INFORMATION SUPPLIED>
━━━━━━━━━━
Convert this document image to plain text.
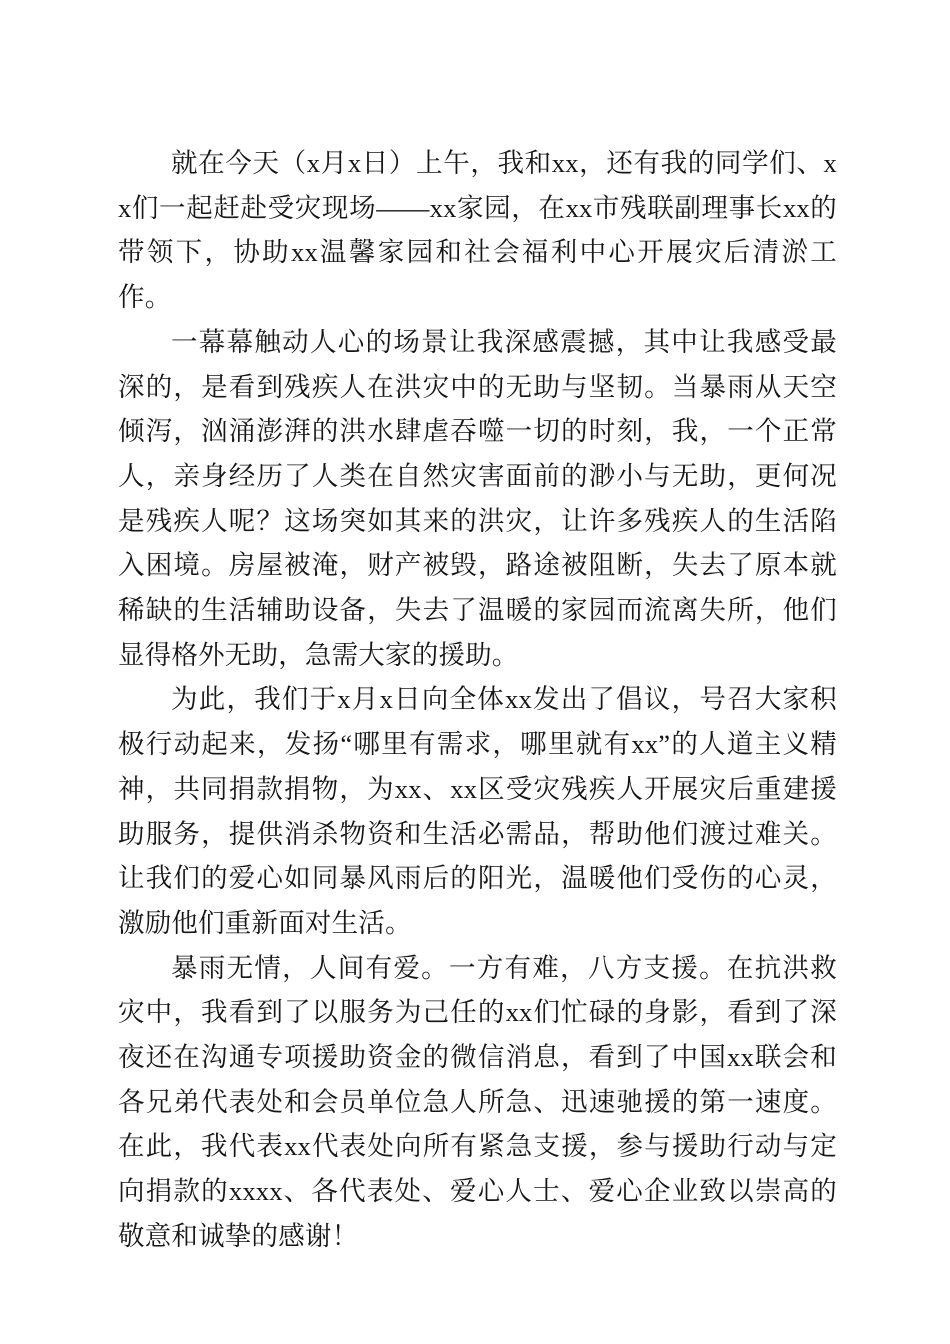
就在今天（x月x日）上午，我和xx，还有我的同学们、xx们一起赶赴受灾现场——xx家园，在xx市残联副理事长xx的带领下，协助xx温馨家园和社会福利中心开展灾后清淤工作。

一幕幕触动人心的场景让我深感震撼，其中让我感受最深的，是看到残疾人在洪灾中的无助与坚韧。当暴雨从天空倾泻，汹涌澎湃的洪水肆虐吞噬一切的时刻，我，一个正常人，亲身经历了人类在自然灾害面前的渺小与无助，更何况是残疾人呢？这场突如其来的洪灾，让许多残疾人的生活陷入困境。房屋被淹，财产被毁，路途被阻断，失去了原本就稀缺的生活辅助设备，失去了温暖的家园而流离失所，他们显得格外无助，急需大家的援助。

为此，我们于x月x日向全体xx发出了倡议，号召大家积极行动起来，发扬“哪里有需求，哪里就有xx”的人道主义精神，共同捐款捐物，为xx、xx区受灾残疾人开展灾后重建援助服务，提供消杀物资和生活必需品，帮助他们渡过难关。让我们的爱心如同暴风雨后的阳光，温暖他们受伤的心灵，激励他们重新面对生活。

暴雨无情，人间有爱。一方有难，八方支援。在抗洪救灾中，我看到了以服务为己任的xx们忙碌的身影，看到了深夜还在沟通专项援助资金的微信消息，看到了中国xx联会和各兄弟代表处和会员单位急人所急、迅速驰援的第一速度。在此，我代表xx代表处向所有紧急支援，参与援助行动与定向捐款的xxxx、各代表处、爱心人士、爱心企业致以崇高的敬意和诚挚的感谢！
━━━━━━━━━━
WRITTEN TASK>
Repeat the data exactly, without the pictures.

SOLUTION BELOW>
Convert this document image to plain text.
就在今天（x月x日）上午，我和xx，还有我的同学们、xx们一起赶赴受灾现场——xx家园，在xx市残联副理事长xx的带领下，协助xx温馨家园和社会福利中心开展灾后清淤工作。

一幕幕触动人心的场景让我深感震撼，其中让我感受最深的，是看到残疾人在洪灾中的无助与坚韧。当暴雨从天空倾泻，汹涌澎湃的洪水肆虐吞噬一切的时刻，我，一个正常人，亲身经历了人类在自然灾害面前的渺小与无助，更何况是残疾人呢？这场突如其来的洪灾，让许多残疾人的生活陷入困境。房屋被淹，财产被毁，路途被阻断，失去了原本就稀缺的生活辅助设备，失去了温暖的家园而流离失所，他们显得格外无助，急需大家的援助。

为此，我们于x月x日向全体xx发出了倡议，号召大家积极行动起来，发扬“哪里有需求，哪里就有xx”的人道主义精神，共同捐款捐物，为xx、xx区受灾残疾人开展灾后重建援助服务，提供消杀物资和生活必需品，帮助他们渡过难关。让我们的爱心如同暴风雨后的阳光，温暖他们受伤的心灵，激励他们重新面对生活。

暴雨无情，人间有爱。一方有难，八方支援。在抗洪救灾中，我看到了以服务为己任的xx们忙碌的身影，看到了深夜还在沟通专项援助资金的微信消息，看到了中国xx联会和各兄弟代表处和会员单位急人所急、迅速驰援的第一速度。在此，我代表xx代表处向所有紧急支援，参与援助行动与定向捐款的xxxx、各代表处、爱心人士、爱心企业致以崇高的敬意和诚挚的感谢！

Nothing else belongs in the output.